Exercise goal » Locate and copy all lines bearing the word "coordinate".

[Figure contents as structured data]
◆ ◆ ◆ ◆

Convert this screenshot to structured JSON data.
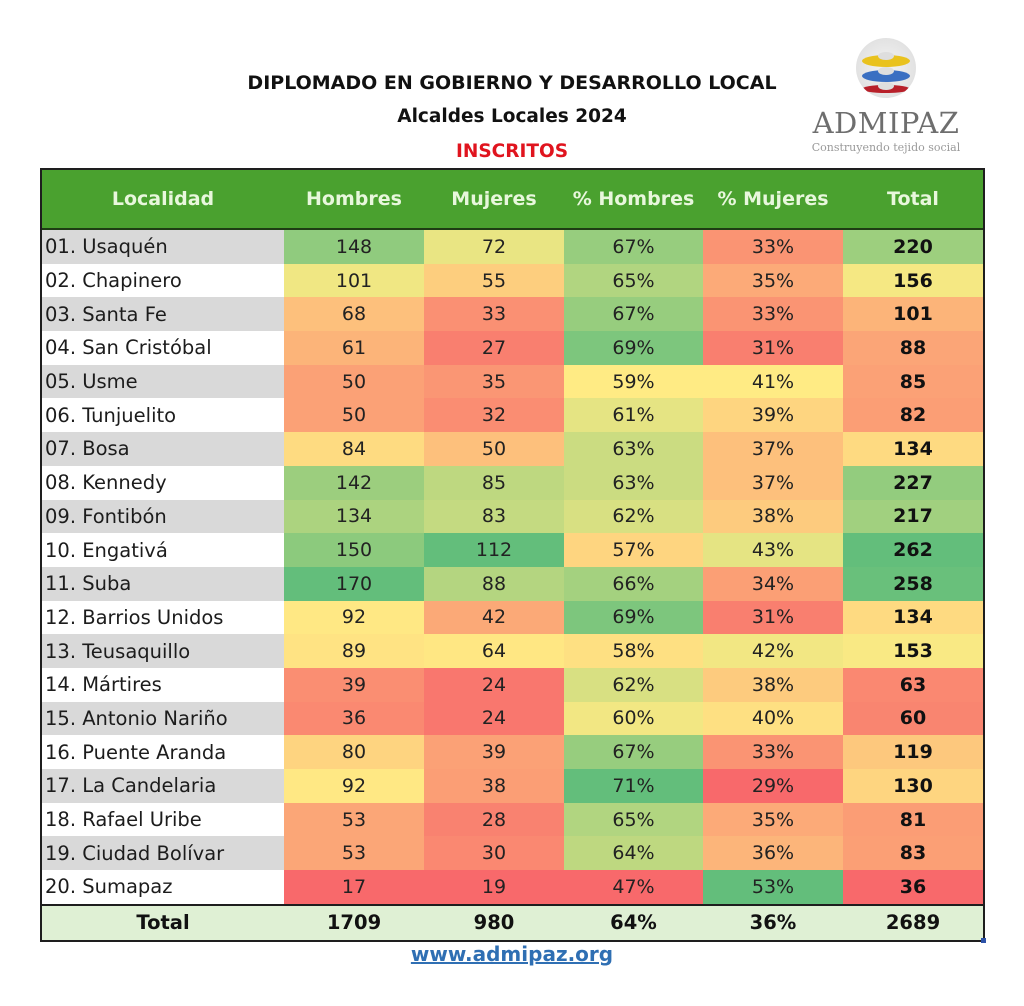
{
  "header": {
    "title": "DIPLOMADO EN GOBIERNO Y DESARROLLO LOCAL",
    "subtitle": "Alcaldes Locales 2024",
    "section": "INSCRITOS"
  },
  "logo": {
    "icon": "globe-stripes-icon",
    "brand": "ADMIPAZ",
    "tagline": "Construyendo tejido social"
  },
  "colors": {
    "header_green": "#4aa12f",
    "title_red": "#e0141e",
    "total_row": "#dff0d4",
    "link_blue": "#2f6fb3",
    "scale_low": "#f8696b",
    "scale_mid": "#ffeb84",
    "scale_high": "#63be7b"
  },
  "table": {
    "columns": [
      "Localidad",
      "Hombres",
      "Mujeres",
      "% Hombres",
      "% Mujeres",
      "Total"
    ],
    "rows": [
      {
        "localidad": "01. Usaquén",
        "hombres": "148",
        "mujeres": "72",
        "pct_hombres": "67%",
        "pct_mujeres": "33%",
        "total": "220"
      },
      {
        "localidad": "02. Chapinero",
        "hombres": "101",
        "mujeres": "55",
        "pct_hombres": "65%",
        "pct_mujeres": "35%",
        "total": "156"
      },
      {
        "localidad": "03. Santa Fe",
        "hombres": "68",
        "mujeres": "33",
        "pct_hombres": "67%",
        "pct_mujeres": "33%",
        "total": "101"
      },
      {
        "localidad": "04. San Cristóbal",
        "hombres": "61",
        "mujeres": "27",
        "pct_hombres": "69%",
        "pct_mujeres": "31%",
        "total": "88"
      },
      {
        "localidad": "05. Usme",
        "hombres": "50",
        "mujeres": "35",
        "pct_hombres": "59%",
        "pct_mujeres": "41%",
        "total": "85"
      },
      {
        "localidad": "06. Tunjuelito",
        "hombres": "50",
        "mujeres": "32",
        "pct_hombres": "61%",
        "pct_mujeres": "39%",
        "total": "82"
      },
      {
        "localidad": "07. Bosa",
        "hombres": "84",
        "mujeres": "50",
        "pct_hombres": "63%",
        "pct_mujeres": "37%",
        "total": "134"
      },
      {
        "localidad": "08. Kennedy",
        "hombres": "142",
        "mujeres": "85",
        "pct_hombres": "63%",
        "pct_mujeres": "37%",
        "total": "227"
      },
      {
        "localidad": "09. Fontibón",
        "hombres": "134",
        "mujeres": "83",
        "pct_hombres": "62%",
        "pct_mujeres": "38%",
        "total": "217"
      },
      {
        "localidad": "10. Engativá",
        "hombres": "150",
        "mujeres": "112",
        "pct_hombres": "57%",
        "pct_mujeres": "43%",
        "total": "262"
      },
      {
        "localidad": "11. Suba",
        "hombres": "170",
        "mujeres": "88",
        "pct_hombres": "66%",
        "pct_mujeres": "34%",
        "total": "258"
      },
      {
        "localidad": "12. Barrios Unidos",
        "hombres": "92",
        "mujeres": "42",
        "pct_hombres": "69%",
        "pct_mujeres": "31%",
        "total": "134"
      },
      {
        "localidad": "13. Teusaquillo",
        "hombres": "89",
        "mujeres": "64",
        "pct_hombres": "58%",
        "pct_mujeres": "42%",
        "total": "153"
      },
      {
        "localidad": "14. Mártires",
        "hombres": "39",
        "mujeres": "24",
        "pct_hombres": "62%",
        "pct_mujeres": "38%",
        "total": "63"
      },
      {
        "localidad": "15. Antonio Nariño",
        "hombres": "36",
        "mujeres": "24",
        "pct_hombres": "60%",
        "pct_mujeres": "40%",
        "total": "60"
      },
      {
        "localidad": "16. Puente Aranda",
        "hombres": "80",
        "mujeres": "39",
        "pct_hombres": "67%",
        "pct_mujeres": "33%",
        "total": "119"
      },
      {
        "localidad": "17. La Candelaria",
        "hombres": "92",
        "mujeres": "38",
        "pct_hombres": "71%",
        "pct_mujeres": "29%",
        "total": "130"
      },
      {
        "localidad": "18. Rafael Uribe",
        "hombres": "53",
        "mujeres": "28",
        "pct_hombres": "65%",
        "pct_mujeres": "35%",
        "total": "81"
      },
      {
        "localidad": "19. Ciudad Bolívar",
        "hombres": "53",
        "mujeres": "30",
        "pct_hombres": "64%",
        "pct_mujeres": "36%",
        "total": "83"
      },
      {
        "localidad": "20. Sumapaz",
        "hombres": "17",
        "mujeres": "19",
        "pct_hombres": "47%",
        "pct_mujeres": "53%",
        "total": "36"
      }
    ],
    "totals": {
      "label": "Total",
      "hombres": "1709",
      "mujeres": "980",
      "pct_hombres": "64%",
      "pct_mujeres": "36%",
      "total": "2689"
    }
  },
  "footer": {
    "link": "www.admipaz.org"
  }
}
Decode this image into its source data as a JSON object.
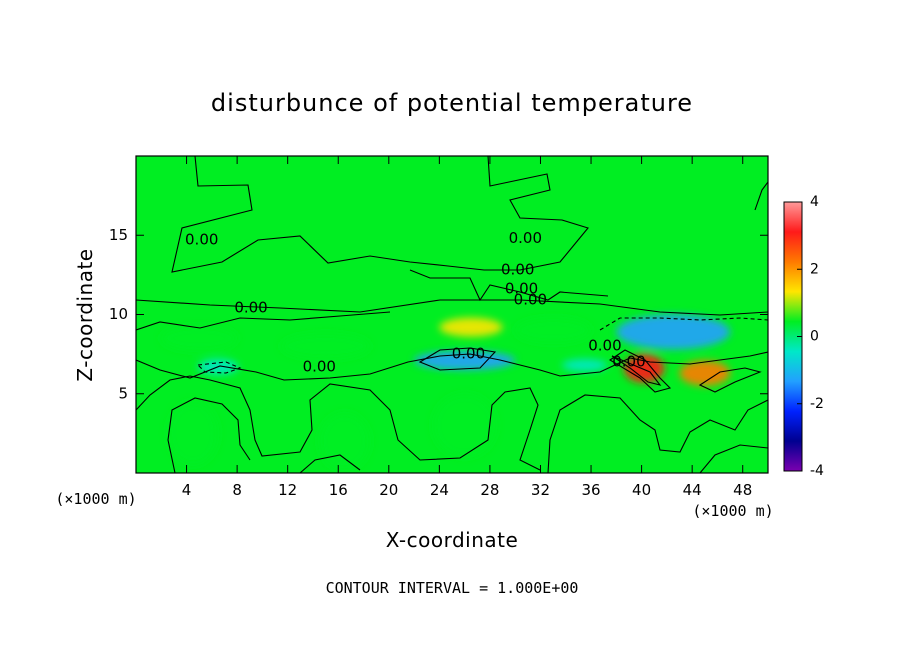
{
  "figure": {
    "title": "disturbunce of potential temperature",
    "contour_interval": "CONTOUR INTERVAL = 1.000E+00"
  },
  "chart_data": {
    "type": "heatmap",
    "title": "disturbunce of potential temperature",
    "xlabel": "X-coordinate",
    "ylabel": "Z-coordinate",
    "x_unit_left": "(×1000 m)",
    "x_unit_right": "(×1000 m)",
    "xlim": [
      0,
      50
    ],
    "ylim": [
      0,
      20
    ],
    "xticks": [
      "4",
      "8",
      "12",
      "16",
      "20",
      "24",
      "28",
      "32",
      "36",
      "40",
      "44",
      "48"
    ],
    "yticks": [
      "5",
      "10",
      "15"
    ],
    "colorbar": {
      "range": [
        -4,
        4
      ],
      "ticks": [
        "4",
        "2",
        "0",
        "-2",
        "-4"
      ],
      "colors": [
        "#ff9a9a",
        "#ff1a1a",
        "#ff7a00",
        "#ffe600",
        "#00ee22",
        "#00e8c8",
        "#22a0ff",
        "#0022ff",
        "#000090",
        "#7a00b0"
      ]
    },
    "background_value": 0,
    "contour_labels": [
      {
        "x": 5.2,
        "z": 14.7,
        "label": "0.00"
      },
      {
        "x": 9.1,
        "z": 10.4,
        "label": "0.00"
      },
      {
        "x": 30.8,
        "z": 14.8,
        "label": "0.00"
      },
      {
        "x": 30.2,
        "z": 12.8,
        "label": "0.00"
      },
      {
        "x": 30.5,
        "z": 11.6,
        "label": "0.00"
      },
      {
        "x": 31.2,
        "z": 10.9,
        "label": "0.00"
      },
      {
        "x": 14.5,
        "z": 6.7,
        "label": "0.00"
      },
      {
        "x": 26.3,
        "z": 7.5,
        "label": "0.00"
      },
      {
        "x": 37.1,
        "z": 8.0,
        "label": "0.00"
      },
      {
        "x": 39.0,
        "z": 7.0,
        "label": "0.00"
      }
    ],
    "anomalies": [
      {
        "x": 40.2,
        "z": 6.6,
        "value": 3.2,
        "rx": 1.6,
        "rz": 0.9
      },
      {
        "x": 45.0,
        "z": 6.3,
        "value": 2.2,
        "rx": 2.0,
        "rz": 0.8
      },
      {
        "x": 42.5,
        "z": 8.9,
        "value": -1.3,
        "rx": 4.5,
        "rz": 1.1
      },
      {
        "x": 26.0,
        "z": 7.1,
        "value": -1.0,
        "rx": 4.0,
        "rz": 0.6
      },
      {
        "x": 6.5,
        "z": 6.7,
        "value": -0.8,
        "rx": 1.6,
        "rz": 0.5
      },
      {
        "x": 35.5,
        "z": 6.8,
        "value": -0.6,
        "rx": 1.8,
        "rz": 0.4
      },
      {
        "x": 26.5,
        "z": 9.2,
        "value": 1.0,
        "rx": 2.5,
        "rz": 0.6
      },
      {
        "x": 15.0,
        "z": 8.0,
        "value": 0.6,
        "rx": 3.5,
        "rz": 0.8
      },
      {
        "x": 5.0,
        "z": 8.5,
        "value": 0.5,
        "rx": 3.0,
        "rz": 0.8
      },
      {
        "x": 33.0,
        "z": 9.0,
        "value": 0.5,
        "rx": 3.0,
        "rz": 0.8
      },
      {
        "x": 4.5,
        "z": 2.5,
        "value": 0.4,
        "rx": 2.0,
        "rz": 2.0
      },
      {
        "x": 16.5,
        "z": 2.0,
        "value": 0.4,
        "rx": 2.0,
        "rz": 1.8
      },
      {
        "x": 26.0,
        "z": 3.0,
        "value": 0.3,
        "rx": 2.5,
        "rz": 2.0
      }
    ]
  }
}
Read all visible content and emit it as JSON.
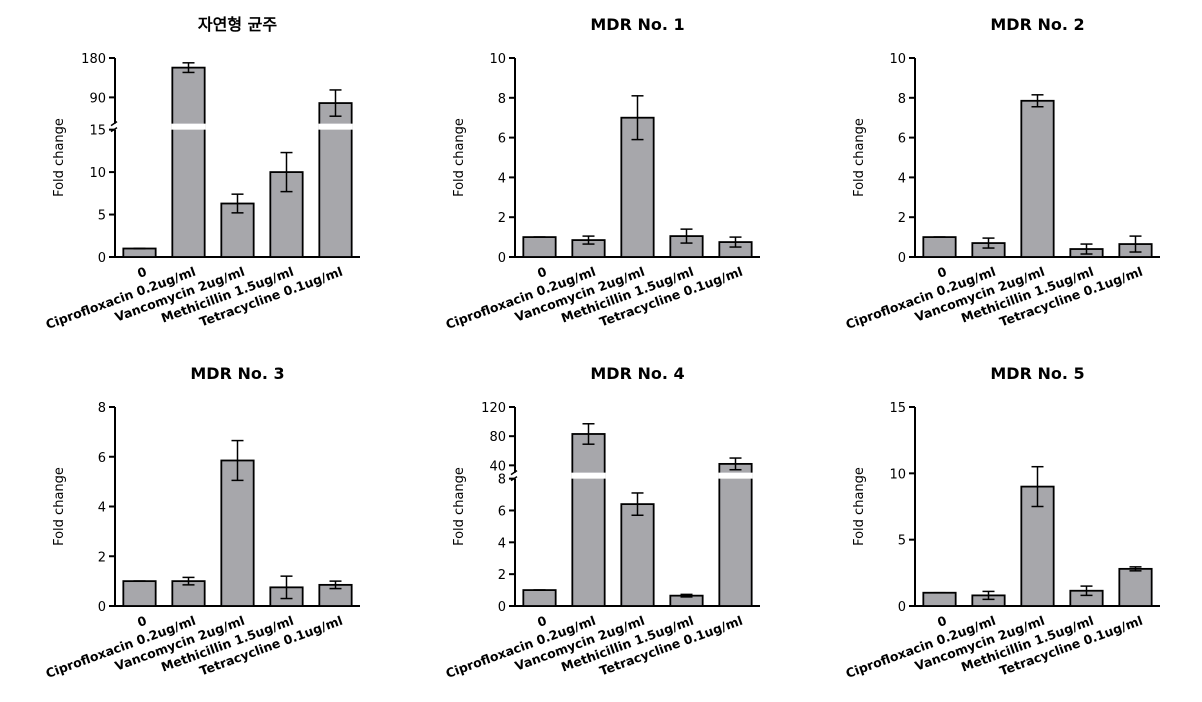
{
  "chart_data": [
    {
      "type": "bar",
      "title": "자연형 균주",
      "ylabel": "Fold change",
      "categories": [
        "0",
        "Ciprofloxacin 0.2ug/ml",
        "Vancomycin 2ug/ml",
        "Methicillin 1.5ug/ml",
        "Tetracycline 0.1ug/ml"
      ],
      "values": [
        1,
        158,
        6.3,
        10,
        77
      ],
      "errors": [
        0,
        11,
        1.1,
        2.3,
        30
      ],
      "color": "#a7a7ab",
      "ylim": [
        0,
        180
      ],
      "ybreak": [
        15,
        30
      ],
      "yticks": [
        0,
        5,
        10,
        15,
        90,
        180
      ]
    },
    {
      "type": "bar",
      "title": "MDR No. 1",
      "ylabel": "Fold change",
      "categories": [
        "0",
        "Ciprofloxacin 0.2ug/ml",
        "Vancomycin 2ug/ml",
        "Methicillin 1.5ug/ml",
        "Tetracycline 0.1ug/ml"
      ],
      "values": [
        1,
        0.85,
        7,
        1.05,
        0.75
      ],
      "errors": [
        0,
        0.2,
        1.1,
        0.35,
        0.25
      ],
      "color": "#a7a7ab",
      "ylim": [
        0,
        10
      ],
      "yticks": [
        0,
        2,
        4,
        6,
        8,
        10
      ]
    },
    {
      "type": "bar",
      "title": "MDR No. 2",
      "ylabel": "Fold change",
      "categories": [
        "0",
        "Ciprofloxacin 0.2ug/ml",
        "Vancomycin 2ug/ml",
        "Methicillin 1.5ug/ml",
        "Tetracycline 0.1ug/ml"
      ],
      "values": [
        1,
        0.7,
        7.85,
        0.4,
        0.65
      ],
      "errors": [
        0,
        0.25,
        0.3,
        0.25,
        0.4
      ],
      "color": "#a7a7ab",
      "ylim": [
        0,
        10
      ],
      "yticks": [
        0,
        2,
        4,
        6,
        8,
        10
      ]
    },
    {
      "type": "bar",
      "title": "MDR No. 3",
      "ylabel": "Fold change",
      "categories": [
        "0",
        "Ciprofloxacin 0.2ug/ml",
        "Vancomycin 2ug/ml",
        "Methicillin 1.5ug/ml",
        "Tetracycline 0.1ug/ml"
      ],
      "values": [
        1,
        1,
        5.85,
        0.75,
        0.85
      ],
      "errors": [
        0,
        0.15,
        0.8,
        0.45,
        0.15
      ],
      "color": "#a7a7ab",
      "ylim": [
        0,
        8
      ],
      "yticks": [
        0,
        2,
        4,
        6,
        8
      ]
    },
    {
      "type": "bar",
      "title": "MDR No. 4",
      "ylabel": "Fold change",
      "categories": [
        "0",
        "Ciprofloxacin 0.2ug/ml",
        "Vancomycin 2ug/ml",
        "Methicillin 1.5ug/ml",
        "Tetracycline 0.1ug/ml"
      ],
      "values": [
        1,
        83,
        6.4,
        0.65,
        42
      ],
      "errors": [
        0,
        14,
        0.7,
        0.08,
        8
      ],
      "color": "#a7a7ab",
      "ylim": [
        0,
        120
      ],
      "ybreak": [
        8,
        30
      ],
      "yticks": [
        0,
        2,
        4,
        6,
        8,
        40,
        80,
        120
      ]
    },
    {
      "type": "bar",
      "title": "MDR No. 5",
      "ylabel": "Fold change",
      "categories": [
        "0",
        "Ciprofloxacin 0.2ug/ml",
        "Vancomycin 2ug/ml",
        "Methicillin 1.5ug/ml",
        "Tetracycline 0.1ug/ml"
      ],
      "values": [
        1,
        0.8,
        9,
        1.15,
        2.8
      ],
      "errors": [
        0,
        0.3,
        1.5,
        0.35,
        0.15
      ],
      "color": "#a7a7ab",
      "ylim": [
        0,
        15
      ],
      "yticks": [
        0,
        5,
        10,
        15
      ]
    }
  ]
}
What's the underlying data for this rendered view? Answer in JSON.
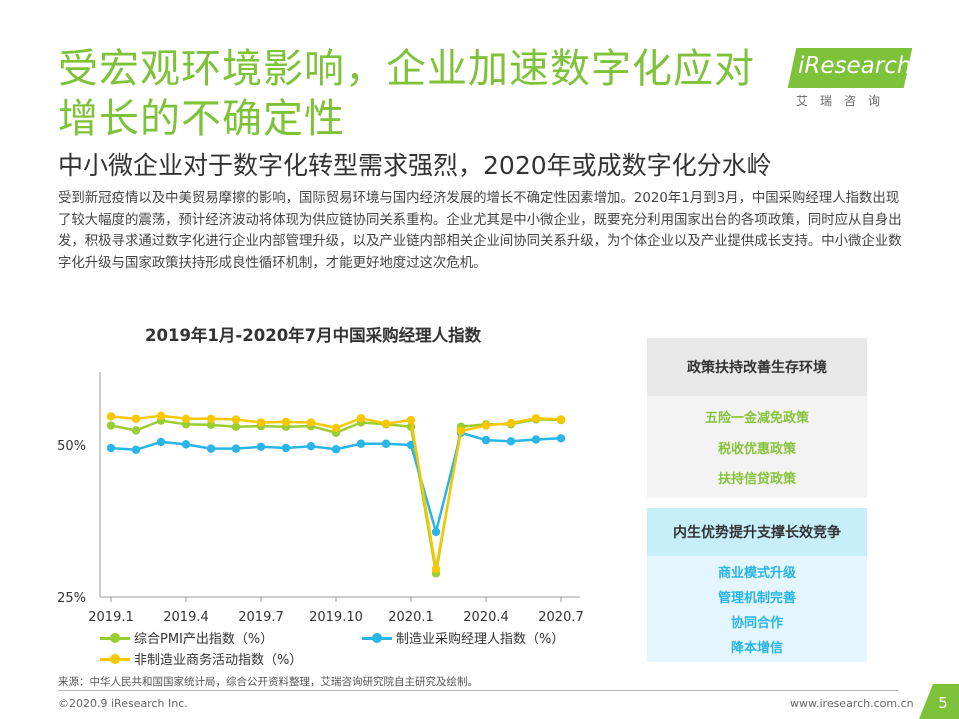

◆ ◆ ◆ ◆

In response »
    "xlabel": "X-coordinate",
    "ylabel": "Z-coordinate",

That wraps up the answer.